- _ENTRIES SUPPLIED_:

++++++

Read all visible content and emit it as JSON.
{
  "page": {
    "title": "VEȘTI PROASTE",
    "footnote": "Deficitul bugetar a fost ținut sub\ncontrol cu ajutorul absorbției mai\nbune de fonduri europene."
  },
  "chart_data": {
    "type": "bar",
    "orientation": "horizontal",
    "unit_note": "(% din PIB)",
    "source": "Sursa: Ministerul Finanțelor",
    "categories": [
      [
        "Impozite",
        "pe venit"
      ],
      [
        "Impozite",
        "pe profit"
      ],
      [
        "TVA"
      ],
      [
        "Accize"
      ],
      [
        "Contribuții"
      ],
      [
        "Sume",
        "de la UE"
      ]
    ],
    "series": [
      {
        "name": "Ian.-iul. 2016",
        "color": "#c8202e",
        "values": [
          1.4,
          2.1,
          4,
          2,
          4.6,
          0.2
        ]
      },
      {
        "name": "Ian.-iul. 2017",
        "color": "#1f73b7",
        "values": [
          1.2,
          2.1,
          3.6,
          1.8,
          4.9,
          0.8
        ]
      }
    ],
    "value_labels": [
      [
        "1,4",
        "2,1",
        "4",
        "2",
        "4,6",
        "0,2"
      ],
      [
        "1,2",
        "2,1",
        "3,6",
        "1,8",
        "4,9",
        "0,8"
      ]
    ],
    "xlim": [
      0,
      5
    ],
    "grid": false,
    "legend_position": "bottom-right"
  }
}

++++++

- _EXERCISE BRIEF_: Quote each line of the listing above exactly.

- _RIGHT ANSWER_:
Read all visible content and emit it as JSON.
{
  "page": {
    "title": "VEȘTI PROASTE",
    "footnote": "Deficitul bugetar a fost ținut sub\ncontrol cu ajutorul absorbției mai\nbune de fonduri europene."
  },
  "chart_data": {
    "type": "bar",
    "orientation": "horizontal",
    "unit_note": "(% din PIB)",
    "source": "Sursa: Ministerul Finanțelor",
    "categories": [
      [
        "Impozite",
        "pe venit"
      ],
      [
        "Impozite",
        "pe profit"
      ],
      [
        "TVA"
      ],
      [
        "Accize"
      ],
      [
        "Contribuții"
      ],
      [
        "Sume",
        "de la UE"
      ]
    ],
    "series": [
      {
        "name": "Ian.-iul. 2016",
        "color": "#c8202e",
        "values": [
          1.4,
          2.1,
          4,
          2,
          4.6,
          0.2
        ]
      },
      {
        "name": "Ian.-iul. 2017",
        "color": "#1f73b7",
        "values": [
          1.2,
          2.1,
          3.6,
          1.8,
          4.9,
          0.8
        ]
      }
    ],
    "value_labels": [
      [
        "1,4",
        "2,1",
        "4",
        "2",
        "4,6",
        "0,2"
      ],
      [
        "1,2",
        "2,1",
        "3,6",
        "1,8",
        "4,9",
        "0,8"
      ]
    ],
    "xlim": [
      0,
      5
    ],
    "grid": false,
    "legend_position": "bottom-right"
  }
}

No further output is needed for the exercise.